WRITTEN TASK:
Quote the records beneath, complete and exact. Leave out images.

DATA ENTRIES:
+++
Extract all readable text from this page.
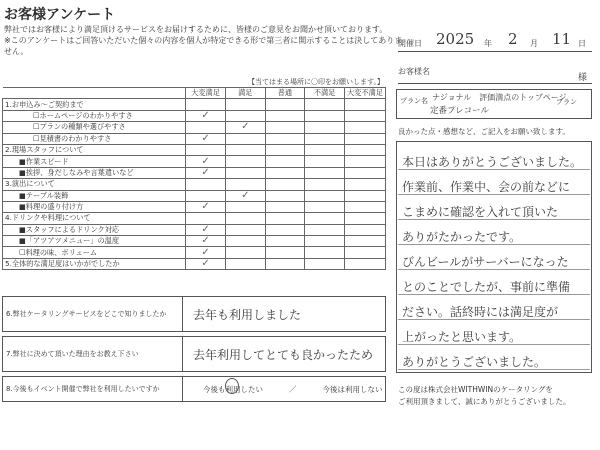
お客様アンケート
弊社ではお客様により満足頂けるサービスをお届けするために、皆様のご意見をお聞かせ頂いております。
※このアンケートはご回答いただいた個々の内容を個人が特定できる形で第三者に開示することは決してありま
せん。
開催日 2025 年 2 月 11 日
お客様名
様
プラン名 ナジョナル　評価満点のトップページ
定番プレコール
プラン
【当てはまる場所に〇印をお願いします。】
	大変満足	満足	普通	不満足	大変不満足
1.お申込み～ご契約まで					
☐ホームページのわかりやすさ	✓				
☐プランの種類や選びやすさ		✓			
☐見積書のわかりやすさ	✓				
2.現場スタッフについて					
■作業スピード	✓				
■挨拶、身だしなみや言葉遣いなど	✓				
3.演出について					
■テーブル装飾		✓			
■料理の盛り付け方	✓				
4.ドリンクや料理について					
■スタッフによるドリンク対応	✓				
■「アツアツメニュー」の温度	✓				
☐料理の味、ボリューム	✓				
5.全体的な満足度はいかがでしたか	✓				
6.弊社ケータリングサービスをどこで知りましたか	去年も利用しました
7.弊社に決めて頂いた理由をお教え下さい	去年利用してとても良かったため
8.今後もイベント開催で弊社を利用したいですか	今後も利用したい	／	今後は利用しない
良かった点・感想など、ご記入をお願い致します。
本日はありがとうございました。
作業前、作業中、会の前などに
こまめに確認を入れて頂いた
ありがたかったです。
びんビールがサーバーになった
とのことでしたが、事前に準備
ださい。話終時には満足度が
上がったと思います。
ありがとうございました。
この度は株式会社WITHWINのケータリングを
ご利用頂きまして、誠にありがとうございました。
+++
OUTPUT FOR THIS EXERCISE:
Extract all readable text from this page.
お客様アンケート
弊社ではお客様により満足頂けるサービスをお届けするために、皆様のご意見をお聞かせ頂いております。
※このアンケートはご回答いただいた個々の内容を個人が特定できる形で第三者に開示することは決してありま
せん。
開催日 2025 年 2 月 11 日
お客様名
様
プラン名 ナジョナル　評価満点のトップページ
定番プレコール
プラン
【当てはまる場所に〇印をお願いします。】
	大変満足	満足	普通	不満足	大変不満足
1.お申込み～ご契約まで					
☐ホームページのわかりやすさ	✓				
☐プランの種類や選びやすさ		✓			
☐見積書のわかりやすさ	✓				
2.現場スタッフについて					
■作業スピード	✓				
■挨拶、身だしなみや言葉遣いなど	✓				
3.演出について					
■テーブル装飾		✓			
■料理の盛り付け方	✓				
4.ドリンクや料理について					
■スタッフによるドリンク対応	✓				
■「アツアツメニュー」の温度	✓				
☐料理の味、ボリューム	✓				
5.全体的な満足度はいかがでしたか	✓				
6.弊社ケータリングサービスをどこで知りましたか	去年も利用しました
7.弊社に決めて頂いた理由をお教え下さい	去年利用してとても良かったため
8.今後もイベント開催で弊社を利用したいですか	今後も利用したい	／	今後は利用しない
良かった点・感想など、ご記入をお願い致します。
本日はありがとうございました。
作業前、作業中、会の前などに
こまめに確認を入れて頂いた
ありがたかったです。
びんビールがサーバーになった
とのことでしたが、事前に準備
ださい。話終時には満足度が
上がったと思います。
ありがとうございました。
この度は株式会社WITHWINのケータリングを
ご利用頂きまして、誠にありがとうございました。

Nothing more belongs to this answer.